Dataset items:
— start —

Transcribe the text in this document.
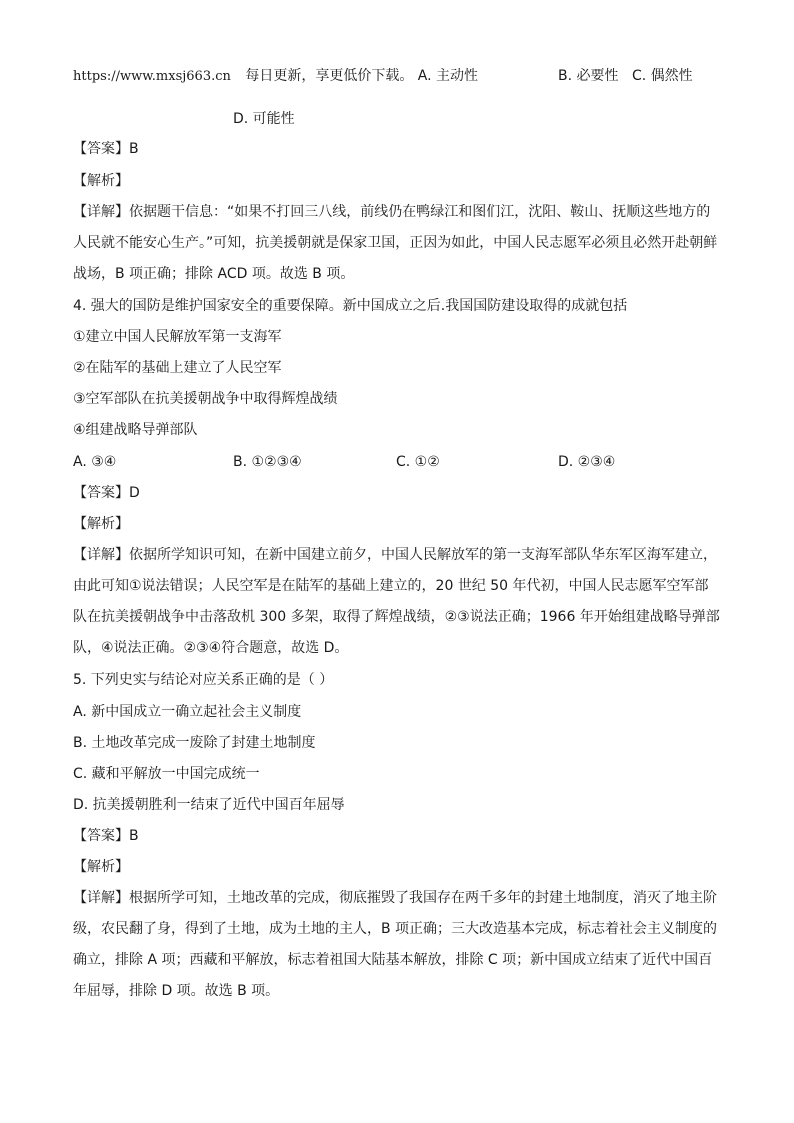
https://www.mxsj663.cn 每日更新，享更低价下载。 A. 主动性	B. 必要性 C. 偶然性
D. 可能性
【答案】B
【解析】
【详解】依据题干信息：“如果不打回三八线，前线仍在鸭绿江和图们江，沈阳、鞍山、抚顺这些地方的人民就不能安心生产。”可知，抗美援朝就是保家卫国，正因为如此，中国人民志愿军必须且必然开赴朝鲜战场，B 项正确；排除 ACD 项。故选 B 项。
4. 强大的国防是维护国家安全的重要保障。新中国成立之后.我国国防建设取得的成就包括
①建立中国人民解放军第一支海军
②在陆军的基础上建立了人民空军
③空军部队在抗美援朝战争中取得辉煌战绩
④组建战略导弹部队
A. ③④	B. ①②③④	C. ①②	D. ②③④
【答案】D
【解析】
【详解】依据所学知识可知，在新中国建立前夕，中国人民解放军的第一支海军部队华东军区海军建立，由此可知①说法错误；人民空军是在陆军的基础上建立的，20 世纪 50 年代初，中国人民志愿军空军部队在抗美援朝战争中击落敌机 300 多架，取得了辉煌战绩，②③说法正确；1966 年开始组建战略导弹部队，④说法正确。②③④符合题意，故选 D。
5. 下列史实与结论对应关系正确的是（ ）
A. 新中国成立一确立起社会主义制度
B. 土地改革完成一废除了封建土地制度
C. 藏和平解放一中国完成统一
D. 抗美援朝胜利一结束了近代中国百年屈辱
【答案】B
【解析】
【详解】根据所学可知，土地改革的完成，彻底摧毁了我国存在两千多年的封建土地制度，消灭了地主阶级，农民翻了身，得到了土地，成为土地的主人，B 项正确；三大改造基本完成，标志着社会主义制度的确立，排除 A 项；西藏和平解放，标志着祖国大陆基本解放，排除 C 项；新中国成立结束了近代中国百年屈辱，排除 D 项。故选 B 项。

— end —

- _TASK TO COMPLETE_: Pictures in the records must not appear in the copy; transcribe everything else precisely.

- _WORKED ANSWER_:
Transcribe the text in this document.
https://www.mxsj663.cn 每日更新，享更低价下载。 A. 主动性	B. 必要性 C. 偶然性
D. 可能性
【答案】B
【解析】
【详解】依据题干信息：“如果不打回三八线，前线仍在鸭绿江和图们江，沈阳、鞍山、抚顺这些地方的人民就不能安心生产。”可知，抗美援朝就是保家卫国，正因为如此，中国人民志愿军必须且必然开赴朝鲜战场，B 项正确；排除 ACD 项。故选 B 项。
4. 强大的国防是维护国家安全的重要保障。新中国成立之后.我国国防建设取得的成就包括
①建立中国人民解放军第一支海军
②在陆军的基础上建立了人民空军
③空军部队在抗美援朝战争中取得辉煌战绩
④组建战略导弹部队
A. ③④	B. ①②③④	C. ①②	D. ②③④
【答案】D
【解析】
【详解】依据所学知识可知，在新中国建立前夕，中国人民解放军的第一支海军部队华东军区海军建立，由此可知①说法错误；人民空军是在陆军的基础上建立的，20 世纪 50 年代初，中国人民志愿军空军部队在抗美援朝战争中击落敌机 300 多架，取得了辉煌战绩，②③说法正确；1966 年开始组建战略导弹部队，④说法正确。②③④符合题意，故选 D。
5. 下列史实与结论对应关系正确的是（ ）
A. 新中国成立一确立起社会主义制度
B. 土地改革完成一废除了封建土地制度
C. 藏和平解放一中国完成统一
D. 抗美援朝胜利一结束了近代中国百年屈辱
【答案】B
【解析】
【详解】根据所学可知，土地改革的完成，彻底摧毁了我国存在两千多年的封建土地制度，消灭了地主阶级，农民翻了身，得到了土地，成为土地的主人，B 项正确；三大改造基本完成，标志着社会主义制度的确立，排除 A 项；西藏和平解放，标志着祖国大陆基本解放，排除 C 项；新中国成立结束了近代中国百年屈辱，排除 D 项。故选 B 项。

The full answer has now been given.